Items from a dataset:
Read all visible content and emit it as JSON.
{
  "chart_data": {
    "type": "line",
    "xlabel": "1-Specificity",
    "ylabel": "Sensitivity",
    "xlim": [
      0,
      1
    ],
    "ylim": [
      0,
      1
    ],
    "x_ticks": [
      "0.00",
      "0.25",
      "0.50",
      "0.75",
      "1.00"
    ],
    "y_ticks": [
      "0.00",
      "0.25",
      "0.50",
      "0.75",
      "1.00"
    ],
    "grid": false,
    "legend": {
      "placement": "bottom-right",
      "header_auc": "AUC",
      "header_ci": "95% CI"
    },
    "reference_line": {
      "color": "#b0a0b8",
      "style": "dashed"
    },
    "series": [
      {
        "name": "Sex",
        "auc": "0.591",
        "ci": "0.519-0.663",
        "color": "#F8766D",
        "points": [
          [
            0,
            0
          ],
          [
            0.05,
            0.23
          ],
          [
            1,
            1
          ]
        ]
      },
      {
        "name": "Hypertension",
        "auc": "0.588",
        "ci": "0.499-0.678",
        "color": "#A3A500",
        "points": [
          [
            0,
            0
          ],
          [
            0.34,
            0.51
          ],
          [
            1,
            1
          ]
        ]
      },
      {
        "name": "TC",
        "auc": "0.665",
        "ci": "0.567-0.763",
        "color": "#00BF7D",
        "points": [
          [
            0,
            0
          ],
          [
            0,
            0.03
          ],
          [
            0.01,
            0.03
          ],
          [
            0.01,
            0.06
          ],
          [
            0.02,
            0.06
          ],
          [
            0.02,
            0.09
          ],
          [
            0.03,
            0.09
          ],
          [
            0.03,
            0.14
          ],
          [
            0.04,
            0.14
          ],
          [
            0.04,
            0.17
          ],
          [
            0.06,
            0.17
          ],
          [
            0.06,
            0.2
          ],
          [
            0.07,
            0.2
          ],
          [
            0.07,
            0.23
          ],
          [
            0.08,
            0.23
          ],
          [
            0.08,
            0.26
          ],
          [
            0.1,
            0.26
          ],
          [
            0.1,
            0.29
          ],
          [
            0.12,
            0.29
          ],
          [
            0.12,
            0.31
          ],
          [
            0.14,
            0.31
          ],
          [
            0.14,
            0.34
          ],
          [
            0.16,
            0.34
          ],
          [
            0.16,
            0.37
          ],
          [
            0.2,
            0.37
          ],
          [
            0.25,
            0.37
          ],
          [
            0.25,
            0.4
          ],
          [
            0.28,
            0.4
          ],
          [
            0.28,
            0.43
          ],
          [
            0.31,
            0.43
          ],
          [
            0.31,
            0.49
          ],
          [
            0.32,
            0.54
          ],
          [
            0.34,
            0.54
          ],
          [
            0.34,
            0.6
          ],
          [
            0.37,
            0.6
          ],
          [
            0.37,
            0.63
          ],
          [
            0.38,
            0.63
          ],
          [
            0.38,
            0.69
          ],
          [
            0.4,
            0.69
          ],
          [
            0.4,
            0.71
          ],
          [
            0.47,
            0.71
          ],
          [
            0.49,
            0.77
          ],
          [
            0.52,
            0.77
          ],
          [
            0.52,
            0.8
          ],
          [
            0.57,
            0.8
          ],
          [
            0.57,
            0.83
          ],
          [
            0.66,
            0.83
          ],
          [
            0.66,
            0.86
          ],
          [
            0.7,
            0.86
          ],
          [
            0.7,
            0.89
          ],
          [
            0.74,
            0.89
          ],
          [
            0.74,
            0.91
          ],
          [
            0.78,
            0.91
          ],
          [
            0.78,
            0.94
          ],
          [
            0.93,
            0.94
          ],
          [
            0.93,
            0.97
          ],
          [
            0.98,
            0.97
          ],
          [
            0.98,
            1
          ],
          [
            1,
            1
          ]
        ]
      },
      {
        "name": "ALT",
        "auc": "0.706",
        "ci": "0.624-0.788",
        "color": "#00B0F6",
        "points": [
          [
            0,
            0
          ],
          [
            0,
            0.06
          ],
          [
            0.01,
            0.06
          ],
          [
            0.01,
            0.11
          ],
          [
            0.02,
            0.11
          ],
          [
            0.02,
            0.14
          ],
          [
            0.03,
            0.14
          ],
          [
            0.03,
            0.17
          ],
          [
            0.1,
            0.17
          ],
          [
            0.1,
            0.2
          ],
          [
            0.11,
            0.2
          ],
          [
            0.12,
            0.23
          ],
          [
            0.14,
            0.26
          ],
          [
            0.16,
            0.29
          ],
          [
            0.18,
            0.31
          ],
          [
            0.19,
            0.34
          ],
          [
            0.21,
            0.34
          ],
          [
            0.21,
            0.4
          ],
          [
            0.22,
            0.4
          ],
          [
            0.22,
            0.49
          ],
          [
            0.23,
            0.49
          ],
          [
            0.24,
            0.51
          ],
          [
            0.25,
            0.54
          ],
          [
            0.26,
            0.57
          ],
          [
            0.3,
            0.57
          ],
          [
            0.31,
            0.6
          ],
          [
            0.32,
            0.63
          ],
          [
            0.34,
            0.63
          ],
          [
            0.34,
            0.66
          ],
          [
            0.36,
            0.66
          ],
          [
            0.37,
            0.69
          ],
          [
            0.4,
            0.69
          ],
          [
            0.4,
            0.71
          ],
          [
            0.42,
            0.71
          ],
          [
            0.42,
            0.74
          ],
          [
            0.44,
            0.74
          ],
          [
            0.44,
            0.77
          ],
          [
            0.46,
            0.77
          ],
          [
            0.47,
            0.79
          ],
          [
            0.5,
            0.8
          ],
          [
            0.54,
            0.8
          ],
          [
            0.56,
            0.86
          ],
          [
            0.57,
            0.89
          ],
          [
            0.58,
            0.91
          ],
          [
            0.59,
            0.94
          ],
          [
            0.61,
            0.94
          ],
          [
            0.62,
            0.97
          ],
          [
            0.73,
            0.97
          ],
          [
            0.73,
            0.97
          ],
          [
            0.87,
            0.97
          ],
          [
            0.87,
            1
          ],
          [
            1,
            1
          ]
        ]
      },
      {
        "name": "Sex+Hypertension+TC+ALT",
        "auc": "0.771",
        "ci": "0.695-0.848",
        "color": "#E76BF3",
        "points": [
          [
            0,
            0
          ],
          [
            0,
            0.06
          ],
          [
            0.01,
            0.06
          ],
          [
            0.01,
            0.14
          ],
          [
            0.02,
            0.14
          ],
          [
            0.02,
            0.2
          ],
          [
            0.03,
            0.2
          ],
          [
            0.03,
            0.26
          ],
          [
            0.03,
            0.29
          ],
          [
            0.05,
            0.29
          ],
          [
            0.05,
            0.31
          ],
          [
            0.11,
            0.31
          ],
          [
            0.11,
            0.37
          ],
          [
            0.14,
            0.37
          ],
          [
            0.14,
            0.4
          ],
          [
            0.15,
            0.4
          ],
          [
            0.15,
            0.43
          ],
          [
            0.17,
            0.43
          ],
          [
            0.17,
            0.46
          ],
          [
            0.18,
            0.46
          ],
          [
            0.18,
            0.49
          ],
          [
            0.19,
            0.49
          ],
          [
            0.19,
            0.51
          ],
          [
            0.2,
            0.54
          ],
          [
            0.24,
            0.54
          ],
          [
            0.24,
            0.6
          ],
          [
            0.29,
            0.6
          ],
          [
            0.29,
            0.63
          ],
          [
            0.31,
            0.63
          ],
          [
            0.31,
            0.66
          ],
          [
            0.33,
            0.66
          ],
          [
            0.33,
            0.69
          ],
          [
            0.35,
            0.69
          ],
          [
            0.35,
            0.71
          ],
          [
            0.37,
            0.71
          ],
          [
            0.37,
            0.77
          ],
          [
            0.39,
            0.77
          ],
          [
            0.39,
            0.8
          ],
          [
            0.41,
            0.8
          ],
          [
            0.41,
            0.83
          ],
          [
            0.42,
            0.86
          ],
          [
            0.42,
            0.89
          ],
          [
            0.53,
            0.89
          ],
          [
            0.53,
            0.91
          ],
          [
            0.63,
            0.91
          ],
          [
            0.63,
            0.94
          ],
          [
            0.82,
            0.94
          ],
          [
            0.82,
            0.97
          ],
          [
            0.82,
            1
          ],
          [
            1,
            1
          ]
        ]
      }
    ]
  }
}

| Written request |
Copy in full each line that holds the word "color".

| Result |
      "color": "#b0a0b8",
        "color": "#F8766D",
        "color": "#A3A500",
        "color": "#00BF7D",
        "color": "#00B0F6",
        "color": "#E76BF3",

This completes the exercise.